------ Text segment ------
MJ: Were you able to keep in touch with your brother at all?
HB: My brother came through Pearl. That's the first time I had seen my brother in a couple of years and, [as my] kid brother, he didn't drink. I took him to the officers' club. I never saw somebody drink so much in my life. [laughter] He says, "I need a piece of equipment." I said, "I'm not going to tell you how you're supposed to legally get it, but I can tell you, you send your chief down and find it. Pick it up and walk off with it and suffer the consequences afterwards." [laughter] ... That's the first time I saw him, when he went through there, in two years. Then, he came back. He's now living in New Orleans, still there. He's ninety-five percent blind. He was an internist and he's living in an assisted living, with the rest of the blind internists.
SI: How long were you out in the Pacific the second time?
HB: The second time, about a year.
SI: You were just going from island to island.
HB: Yes.
SI: Which island were you on the longest?
HB: Well, Ebeye, E-B-E-Y-E, yes. That was the staff's island. I was there most of the time, but ... they had planes that flew [all over]. Why, you could pick up some guy going somewheres, bum a ride, to get to the next place. I got down to Guadalcanal and the airport manager, so-to-speak, or whatever you want to call him in those days, came to me and he says, "Mr. Bultman, where did you get your orders?" I said, "They were just ordered to me to come down here and check out your PBYs." He said, "We had no indication, and you know, if that ever got to General MacArthur, he'd have a conniption fit." I said, "Well, you can tell him now. Here's a copy of it," but, no, it's like anything else. ... I don't know whether I showed you this, but ... I got to a point [where] you kept a thin copy of everything else, ... of all your orders and whatnot. The second copy, they were yours. That thing is since '41.
SI: For the record, we are looking at a notebook, about two inches thick, filled with papers and copies of orders.
HB: Yes. You just hang onto them.
SI: Even though it was wartime, there was still a lot of this military bureaucracy that you had to deal with.
------
Tasks to carry out ::
a – For each statement about the interview excerpt, answer yes or no and quote the words of the excerpt that decide it: (i) The brother drank heavily at the officers' club. (ii) The second stretch in the Pacific lasted about two years. (iii) Ebeye was the staff's island.
b – Answer these questions from the interview excerpt, one per line:
(i) In what city does the brother now live?
(ii) Which island was the speaker on the longest?
(iii) About how thick is the notebook of papers and copies of orders?
c – Copy word for word the part of the interview excerpt starting at "SI: For the" and ending at "to deal with.".
------ Provided information ------
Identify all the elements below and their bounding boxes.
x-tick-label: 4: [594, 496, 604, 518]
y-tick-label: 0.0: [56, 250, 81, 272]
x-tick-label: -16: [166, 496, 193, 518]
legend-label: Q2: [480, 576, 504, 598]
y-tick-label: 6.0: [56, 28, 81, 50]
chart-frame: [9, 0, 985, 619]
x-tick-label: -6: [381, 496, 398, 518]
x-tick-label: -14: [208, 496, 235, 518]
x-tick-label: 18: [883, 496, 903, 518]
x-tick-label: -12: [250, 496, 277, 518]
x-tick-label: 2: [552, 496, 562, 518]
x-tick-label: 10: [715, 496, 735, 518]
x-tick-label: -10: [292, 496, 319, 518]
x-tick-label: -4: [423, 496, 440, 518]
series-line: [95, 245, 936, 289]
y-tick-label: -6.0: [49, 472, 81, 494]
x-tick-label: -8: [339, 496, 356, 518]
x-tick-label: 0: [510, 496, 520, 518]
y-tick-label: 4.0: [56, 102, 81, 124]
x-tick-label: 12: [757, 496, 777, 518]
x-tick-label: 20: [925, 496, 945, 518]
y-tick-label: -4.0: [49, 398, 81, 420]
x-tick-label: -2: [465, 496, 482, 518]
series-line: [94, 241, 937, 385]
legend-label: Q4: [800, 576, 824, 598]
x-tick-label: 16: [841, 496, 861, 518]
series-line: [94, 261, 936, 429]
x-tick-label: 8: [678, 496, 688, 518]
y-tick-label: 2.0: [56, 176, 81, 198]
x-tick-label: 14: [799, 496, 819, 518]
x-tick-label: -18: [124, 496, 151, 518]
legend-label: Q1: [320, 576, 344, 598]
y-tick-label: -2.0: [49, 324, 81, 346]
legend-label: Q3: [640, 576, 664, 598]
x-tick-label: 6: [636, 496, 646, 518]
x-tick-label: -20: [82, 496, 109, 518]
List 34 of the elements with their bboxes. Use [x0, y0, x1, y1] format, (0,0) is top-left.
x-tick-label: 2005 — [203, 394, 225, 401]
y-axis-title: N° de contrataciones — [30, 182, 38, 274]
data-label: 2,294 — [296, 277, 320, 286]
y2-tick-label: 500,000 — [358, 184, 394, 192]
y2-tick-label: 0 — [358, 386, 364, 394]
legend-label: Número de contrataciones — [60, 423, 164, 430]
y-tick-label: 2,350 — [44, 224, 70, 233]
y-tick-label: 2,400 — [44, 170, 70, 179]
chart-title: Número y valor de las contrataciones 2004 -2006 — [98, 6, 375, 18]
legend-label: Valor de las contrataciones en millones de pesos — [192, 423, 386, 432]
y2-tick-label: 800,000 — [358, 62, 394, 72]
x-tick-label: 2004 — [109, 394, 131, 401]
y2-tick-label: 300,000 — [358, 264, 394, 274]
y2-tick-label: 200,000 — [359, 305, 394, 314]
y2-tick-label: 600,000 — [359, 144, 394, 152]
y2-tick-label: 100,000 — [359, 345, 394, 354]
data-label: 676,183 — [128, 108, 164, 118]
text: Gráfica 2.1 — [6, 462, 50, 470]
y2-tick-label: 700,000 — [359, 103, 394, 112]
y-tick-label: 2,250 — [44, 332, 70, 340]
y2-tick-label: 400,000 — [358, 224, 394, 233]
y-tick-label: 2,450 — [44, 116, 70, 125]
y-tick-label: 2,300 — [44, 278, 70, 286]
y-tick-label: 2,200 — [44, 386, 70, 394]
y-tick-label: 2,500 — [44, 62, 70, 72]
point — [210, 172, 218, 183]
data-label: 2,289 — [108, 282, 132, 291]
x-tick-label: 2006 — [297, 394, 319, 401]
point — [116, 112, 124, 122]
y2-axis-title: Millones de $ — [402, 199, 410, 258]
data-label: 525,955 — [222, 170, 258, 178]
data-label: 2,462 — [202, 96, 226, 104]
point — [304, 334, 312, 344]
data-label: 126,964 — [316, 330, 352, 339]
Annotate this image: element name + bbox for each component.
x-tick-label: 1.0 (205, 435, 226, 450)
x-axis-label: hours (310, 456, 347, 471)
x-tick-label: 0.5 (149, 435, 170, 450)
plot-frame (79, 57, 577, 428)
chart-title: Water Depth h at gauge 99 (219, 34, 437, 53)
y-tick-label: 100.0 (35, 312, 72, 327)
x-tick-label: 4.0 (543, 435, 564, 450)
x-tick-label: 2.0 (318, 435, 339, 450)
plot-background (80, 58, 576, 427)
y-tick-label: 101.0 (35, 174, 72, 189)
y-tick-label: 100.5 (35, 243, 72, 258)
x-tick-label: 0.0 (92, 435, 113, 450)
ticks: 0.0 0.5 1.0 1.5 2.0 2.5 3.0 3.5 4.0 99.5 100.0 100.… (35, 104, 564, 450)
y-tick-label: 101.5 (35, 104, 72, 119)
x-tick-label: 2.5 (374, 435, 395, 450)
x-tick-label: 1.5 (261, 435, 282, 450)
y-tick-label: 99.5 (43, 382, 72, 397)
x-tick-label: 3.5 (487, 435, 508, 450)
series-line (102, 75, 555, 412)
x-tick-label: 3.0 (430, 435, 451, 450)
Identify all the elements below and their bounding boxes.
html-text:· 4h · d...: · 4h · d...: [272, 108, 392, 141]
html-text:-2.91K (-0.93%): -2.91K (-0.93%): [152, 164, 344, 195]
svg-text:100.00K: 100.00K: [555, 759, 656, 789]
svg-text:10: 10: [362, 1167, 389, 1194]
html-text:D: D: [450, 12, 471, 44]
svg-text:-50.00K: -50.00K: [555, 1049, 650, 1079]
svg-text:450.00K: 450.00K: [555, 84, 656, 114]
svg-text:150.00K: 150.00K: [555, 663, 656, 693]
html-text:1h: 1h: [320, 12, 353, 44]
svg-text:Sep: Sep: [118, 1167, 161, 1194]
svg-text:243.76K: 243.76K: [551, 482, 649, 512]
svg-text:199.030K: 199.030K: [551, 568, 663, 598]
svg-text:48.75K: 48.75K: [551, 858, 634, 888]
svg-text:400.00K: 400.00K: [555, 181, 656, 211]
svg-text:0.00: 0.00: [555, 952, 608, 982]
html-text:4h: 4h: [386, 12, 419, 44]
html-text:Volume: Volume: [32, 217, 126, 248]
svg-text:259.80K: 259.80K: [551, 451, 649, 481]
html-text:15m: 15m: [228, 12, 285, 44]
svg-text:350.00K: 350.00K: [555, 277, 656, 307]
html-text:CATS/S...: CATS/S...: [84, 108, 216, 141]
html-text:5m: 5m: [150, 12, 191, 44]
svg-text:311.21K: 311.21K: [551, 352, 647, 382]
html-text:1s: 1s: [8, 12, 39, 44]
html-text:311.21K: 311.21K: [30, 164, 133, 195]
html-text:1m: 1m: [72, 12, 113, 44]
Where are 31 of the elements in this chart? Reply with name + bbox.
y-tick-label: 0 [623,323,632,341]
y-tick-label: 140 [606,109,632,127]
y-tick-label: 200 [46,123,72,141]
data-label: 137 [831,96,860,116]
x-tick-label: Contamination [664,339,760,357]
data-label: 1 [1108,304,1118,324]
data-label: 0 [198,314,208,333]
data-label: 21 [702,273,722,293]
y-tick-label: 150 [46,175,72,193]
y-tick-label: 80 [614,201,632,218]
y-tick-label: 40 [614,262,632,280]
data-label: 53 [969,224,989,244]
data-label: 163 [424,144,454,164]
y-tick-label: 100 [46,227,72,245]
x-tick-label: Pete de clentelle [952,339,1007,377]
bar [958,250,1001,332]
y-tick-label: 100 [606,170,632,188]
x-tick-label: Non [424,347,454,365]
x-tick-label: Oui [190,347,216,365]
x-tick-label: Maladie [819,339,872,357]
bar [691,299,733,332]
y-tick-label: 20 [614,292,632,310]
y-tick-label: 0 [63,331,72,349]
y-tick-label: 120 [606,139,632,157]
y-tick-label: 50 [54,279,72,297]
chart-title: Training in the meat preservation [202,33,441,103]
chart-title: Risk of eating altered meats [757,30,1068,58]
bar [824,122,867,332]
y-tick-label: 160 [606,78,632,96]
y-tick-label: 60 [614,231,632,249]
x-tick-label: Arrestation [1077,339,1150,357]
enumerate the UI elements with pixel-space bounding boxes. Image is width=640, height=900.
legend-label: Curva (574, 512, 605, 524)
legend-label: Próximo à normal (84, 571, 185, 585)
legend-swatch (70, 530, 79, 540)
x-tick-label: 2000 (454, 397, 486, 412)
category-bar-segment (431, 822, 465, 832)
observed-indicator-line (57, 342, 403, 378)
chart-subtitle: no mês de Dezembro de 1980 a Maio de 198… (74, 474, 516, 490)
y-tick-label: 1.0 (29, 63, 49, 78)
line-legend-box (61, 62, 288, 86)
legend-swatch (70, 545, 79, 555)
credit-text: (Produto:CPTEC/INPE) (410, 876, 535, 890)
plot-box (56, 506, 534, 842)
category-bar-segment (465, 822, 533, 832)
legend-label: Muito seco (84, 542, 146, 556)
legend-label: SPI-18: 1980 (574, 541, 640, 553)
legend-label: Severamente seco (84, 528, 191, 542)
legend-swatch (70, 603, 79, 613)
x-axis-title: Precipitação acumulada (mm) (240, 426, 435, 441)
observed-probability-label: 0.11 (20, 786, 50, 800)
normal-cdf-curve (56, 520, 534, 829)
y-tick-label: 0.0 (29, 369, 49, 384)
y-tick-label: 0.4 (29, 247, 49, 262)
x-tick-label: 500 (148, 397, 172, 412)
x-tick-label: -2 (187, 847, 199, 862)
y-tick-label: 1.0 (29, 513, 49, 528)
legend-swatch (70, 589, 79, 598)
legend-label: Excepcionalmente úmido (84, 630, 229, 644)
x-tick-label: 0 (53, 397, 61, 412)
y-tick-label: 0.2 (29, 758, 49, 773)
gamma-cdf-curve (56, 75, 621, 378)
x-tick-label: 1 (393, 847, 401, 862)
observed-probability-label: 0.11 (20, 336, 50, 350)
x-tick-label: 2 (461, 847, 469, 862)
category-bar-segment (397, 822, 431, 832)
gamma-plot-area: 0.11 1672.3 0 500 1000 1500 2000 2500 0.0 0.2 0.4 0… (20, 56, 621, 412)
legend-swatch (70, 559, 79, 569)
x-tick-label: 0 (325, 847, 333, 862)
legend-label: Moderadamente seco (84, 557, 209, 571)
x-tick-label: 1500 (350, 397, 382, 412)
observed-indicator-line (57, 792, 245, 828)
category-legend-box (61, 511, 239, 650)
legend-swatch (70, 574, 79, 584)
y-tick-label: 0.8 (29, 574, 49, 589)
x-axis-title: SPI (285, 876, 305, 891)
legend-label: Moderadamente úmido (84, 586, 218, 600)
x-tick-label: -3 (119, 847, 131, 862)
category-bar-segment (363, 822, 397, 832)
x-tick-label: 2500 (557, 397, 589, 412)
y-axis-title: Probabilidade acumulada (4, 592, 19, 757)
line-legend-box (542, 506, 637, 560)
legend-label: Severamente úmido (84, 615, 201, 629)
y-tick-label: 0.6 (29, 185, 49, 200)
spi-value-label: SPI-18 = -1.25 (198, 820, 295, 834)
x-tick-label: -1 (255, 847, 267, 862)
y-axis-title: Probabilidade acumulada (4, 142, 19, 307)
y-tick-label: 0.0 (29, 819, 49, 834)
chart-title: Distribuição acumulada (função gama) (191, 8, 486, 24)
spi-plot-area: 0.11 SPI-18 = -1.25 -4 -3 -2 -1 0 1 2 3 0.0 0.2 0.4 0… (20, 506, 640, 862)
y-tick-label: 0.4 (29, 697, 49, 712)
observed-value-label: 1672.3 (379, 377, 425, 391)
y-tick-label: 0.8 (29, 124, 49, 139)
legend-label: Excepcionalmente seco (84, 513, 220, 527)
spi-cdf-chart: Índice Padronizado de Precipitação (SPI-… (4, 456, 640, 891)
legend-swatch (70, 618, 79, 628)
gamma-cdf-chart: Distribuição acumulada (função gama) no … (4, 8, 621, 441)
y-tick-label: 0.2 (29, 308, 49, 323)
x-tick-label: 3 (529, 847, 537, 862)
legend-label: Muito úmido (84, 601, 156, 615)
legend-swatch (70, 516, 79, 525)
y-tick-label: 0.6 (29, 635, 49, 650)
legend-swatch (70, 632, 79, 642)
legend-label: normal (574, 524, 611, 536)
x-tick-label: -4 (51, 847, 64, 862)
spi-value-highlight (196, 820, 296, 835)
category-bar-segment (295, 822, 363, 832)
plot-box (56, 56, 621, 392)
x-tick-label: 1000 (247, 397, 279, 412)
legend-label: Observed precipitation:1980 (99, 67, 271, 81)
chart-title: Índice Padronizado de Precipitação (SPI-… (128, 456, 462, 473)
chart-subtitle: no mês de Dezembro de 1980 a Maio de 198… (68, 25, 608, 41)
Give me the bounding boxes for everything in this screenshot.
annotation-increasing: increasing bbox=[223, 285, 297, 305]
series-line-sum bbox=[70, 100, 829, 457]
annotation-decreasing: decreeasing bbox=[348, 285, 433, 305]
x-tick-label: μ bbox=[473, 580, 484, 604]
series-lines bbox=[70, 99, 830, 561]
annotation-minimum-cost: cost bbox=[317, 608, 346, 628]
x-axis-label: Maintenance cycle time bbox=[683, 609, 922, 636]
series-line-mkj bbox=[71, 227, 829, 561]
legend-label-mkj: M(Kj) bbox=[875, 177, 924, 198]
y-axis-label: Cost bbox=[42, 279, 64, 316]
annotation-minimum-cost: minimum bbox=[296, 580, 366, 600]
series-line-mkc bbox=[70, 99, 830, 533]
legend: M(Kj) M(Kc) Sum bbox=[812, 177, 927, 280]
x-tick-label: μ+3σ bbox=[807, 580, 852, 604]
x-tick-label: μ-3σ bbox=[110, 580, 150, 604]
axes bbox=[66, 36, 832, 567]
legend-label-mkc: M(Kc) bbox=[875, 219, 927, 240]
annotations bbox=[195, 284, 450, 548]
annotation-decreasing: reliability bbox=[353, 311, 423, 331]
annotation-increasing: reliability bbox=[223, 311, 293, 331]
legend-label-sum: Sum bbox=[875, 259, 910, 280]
------
List of solutions ::
a –
(i) Yes: "I never saw somebody drink so much in my life."
(ii) No: "The second time, about a year."
(iii) Yes: "That was the staff's island."

b –
(i) New Orleans
(ii) Ebeye
(iii) About two inches thick

c –
SI: For the record, we are looking at a notebook, about two inches thick, filled with papers and copies of orders.
HB: Yes. You just hang onto them.
SI: Even though it was wartime, there was still a lot of this military bureaucracy that you had to deal with.